The data:
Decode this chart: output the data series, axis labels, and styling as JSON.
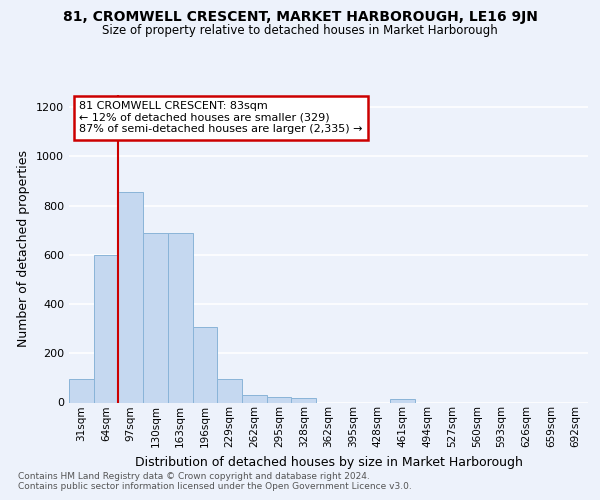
{
  "title1": "81, CROMWELL CRESCENT, MARKET HARBOROUGH, LE16 9JN",
  "title2": "Size of property relative to detached houses in Market Harborough",
  "xlabel": "Distribution of detached houses by size in Market Harborough",
  "ylabel": "Number of detached properties",
  "footnote1": "Contains HM Land Registry data © Crown copyright and database right 2024.",
  "footnote2": "Contains public sector information licensed under the Open Government Licence v3.0.",
  "bar_labels": [
    "31sqm",
    "64sqm",
    "97sqm",
    "130sqm",
    "163sqm",
    "196sqm",
    "229sqm",
    "262sqm",
    "295sqm",
    "328sqm",
    "362sqm",
    "395sqm",
    "428sqm",
    "461sqm",
    "494sqm",
    "527sqm",
    "560sqm",
    "593sqm",
    "626sqm",
    "659sqm",
    "692sqm"
  ],
  "bar_values": [
    97,
    600,
    855,
    690,
    690,
    305,
    97,
    32,
    22,
    18,
    0,
    0,
    0,
    15,
    0,
    0,
    0,
    0,
    0,
    0,
    0
  ],
  "bar_color": "#c5d8f0",
  "bar_edgecolor": "#8ab4d8",
  "vline_color": "#cc0000",
  "vline_bin": 2,
  "annotation_line1": "81 CROMWELL CRESCENT: 83sqm",
  "annotation_line2": "← 12% of detached houses are smaller (329)",
  "annotation_line3": "87% of semi-detached houses are larger (2,335) →",
  "annotation_box_facecolor": "#ffffff",
  "annotation_box_edgecolor": "#cc0000",
  "ylim": [
    0,
    1250
  ],
  "yticks": [
    0,
    200,
    400,
    600,
    800,
    1000,
    1200
  ],
  "background_color": "#edf2fb",
  "grid_color": "#ffffff",
  "title1_fontsize": 10,
  "title2_fontsize": 8.5,
  "ylabel_fontsize": 9,
  "xlabel_fontsize": 9,
  "tick_fontsize": 8,
  "xtick_fontsize": 7.5,
  "annotation_fontsize": 8,
  "footnote_fontsize": 6.5
}
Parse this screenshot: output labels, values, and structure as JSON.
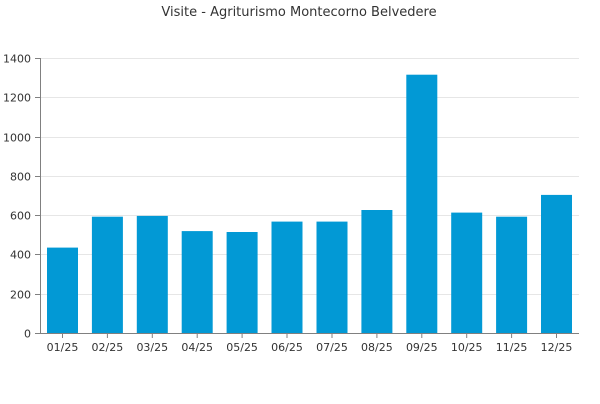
{
  "chart_data": {
    "type": "bar",
    "title": "Visite - Agriturismo Montecorno Belvedere",
    "xlabel": "",
    "ylabel": "",
    "categories": [
      "01/25",
      "02/25",
      "03/25",
      "04/25",
      "05/25",
      "06/25",
      "07/25",
      "08/25",
      "09/25",
      "10/25",
      "11/25",
      "12/25"
    ],
    "values": [
      435,
      592,
      596,
      519,
      514,
      567,
      567,
      626,
      1315,
      613,
      592,
      703
    ],
    "ylim": [
      0,
      1400
    ],
    "yticks": [
      0,
      200,
      400,
      600,
      800,
      1000,
      1200,
      1400
    ],
    "grid": true,
    "legend": "none"
  },
  "colors": {
    "bar": "#0299d5",
    "grid": "#e6e6e6",
    "axis": "#808080",
    "text": "#333333"
  }
}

Job:
Copy every line of the data that holds the string "JSON".

Response:
Decode this chart: output the data series, axis labels, and styling as JSON.
Parse this screenshot: output labels, values, and structure as JSON.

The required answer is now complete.